WORK ORDER
Please copy the entries below word for word, leaving out any image.

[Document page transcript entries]
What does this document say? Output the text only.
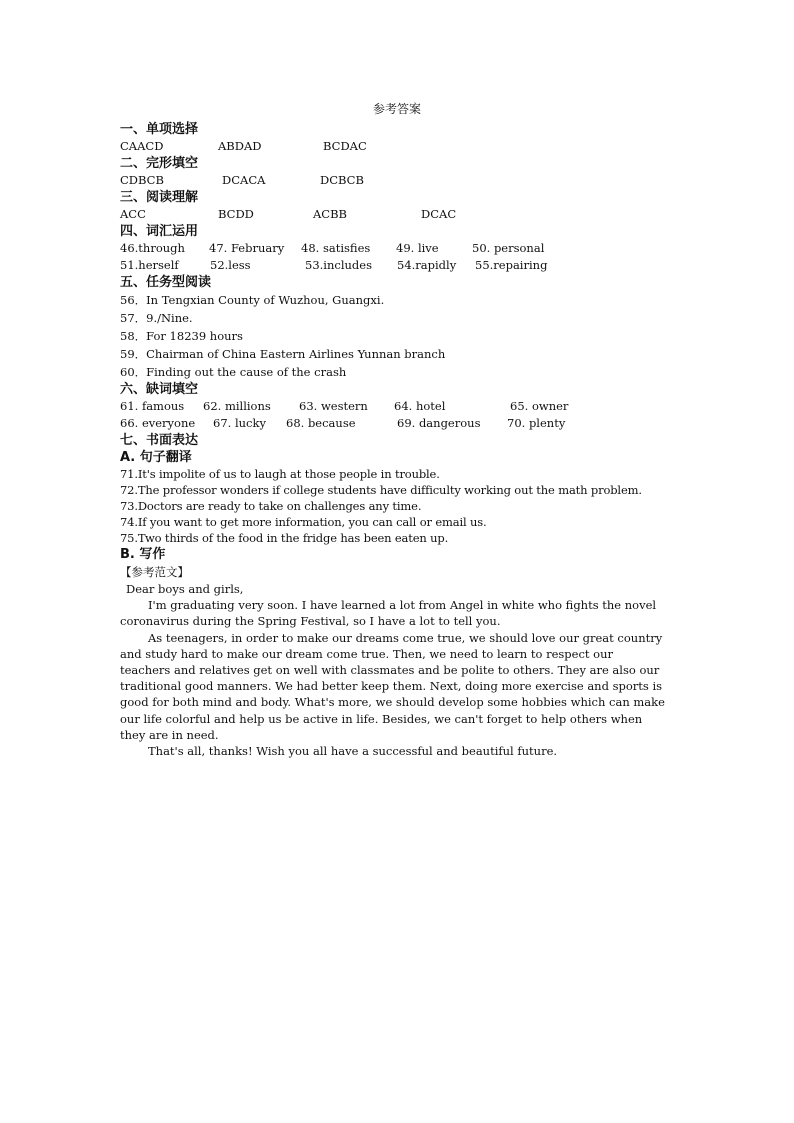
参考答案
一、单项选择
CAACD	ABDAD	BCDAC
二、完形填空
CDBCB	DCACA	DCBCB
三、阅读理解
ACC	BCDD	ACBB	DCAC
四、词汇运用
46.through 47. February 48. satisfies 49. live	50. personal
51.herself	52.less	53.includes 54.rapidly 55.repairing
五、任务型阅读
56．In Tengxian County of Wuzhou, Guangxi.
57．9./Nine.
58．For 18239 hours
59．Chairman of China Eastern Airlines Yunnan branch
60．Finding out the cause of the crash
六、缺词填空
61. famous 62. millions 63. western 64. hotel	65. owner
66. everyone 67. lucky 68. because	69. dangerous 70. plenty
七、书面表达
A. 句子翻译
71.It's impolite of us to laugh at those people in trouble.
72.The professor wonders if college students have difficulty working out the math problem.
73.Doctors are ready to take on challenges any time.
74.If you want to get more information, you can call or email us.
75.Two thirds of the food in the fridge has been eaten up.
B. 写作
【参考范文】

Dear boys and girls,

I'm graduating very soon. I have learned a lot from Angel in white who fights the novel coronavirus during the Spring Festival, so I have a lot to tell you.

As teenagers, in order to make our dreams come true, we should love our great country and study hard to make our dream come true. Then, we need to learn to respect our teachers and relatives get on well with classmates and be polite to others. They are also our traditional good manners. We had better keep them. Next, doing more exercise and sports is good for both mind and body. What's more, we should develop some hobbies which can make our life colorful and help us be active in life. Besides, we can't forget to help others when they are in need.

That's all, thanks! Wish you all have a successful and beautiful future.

SOLUTION TO THIS EXERCISE
What does this document say? Output the text only.
参考答案
一、单项选择
CAACD	ABDAD	BCDAC
二、完形填空
CDBCB	DCACA	DCBCB
三、阅读理解
ACC	BCDD	ACBB	DCAC
四、词汇运用
46.through 47. February 48. satisfies 49. live	50. personal
51.herself	52.less	53.includes 54.rapidly 55.repairing
五、任务型阅读
56．In Tengxian County of Wuzhou, Guangxi.
57．9./Nine.
58．For 18239 hours
59．Chairman of China Eastern Airlines Yunnan branch
60．Finding out the cause of the crash
六、缺词填空
61. famous 62. millions 63. western 64. hotel	65. owner
66. everyone 67. lucky 68. because	69. dangerous 70. plenty
七、书面表达
A. 句子翻译
71.It's impolite of us to laugh at those people in trouble.
72.The professor wonders if college students have difficulty working out the math problem.
73.Doctors are ready to take on challenges any time.
74.If you want to get more information, you can call or email us.
75.Two thirds of the food in the fridge has been eaten up.
B. 写作
【参考范文】

Dear boys and girls,

I'm graduating very soon. I have learned a lot from Angel in white who fights the novel coronavirus during the Spring Festival, so I have a lot to tell you.

As teenagers, in order to make our dreams come true, we should love our great country and study hard to make our dream come true. Then, we need to learn to respect our teachers and relatives get on well with classmates and be polite to others. They are also our traditional good manners. We had better keep them. Next, doing more exercise and sports is good for both mind and body. What's more, we should develop some hobbies which can make our life colorful and help us be active in life. Besides, we can't forget to help others when they are in need.

That's all, thanks! Wish you all have a successful and beautiful future.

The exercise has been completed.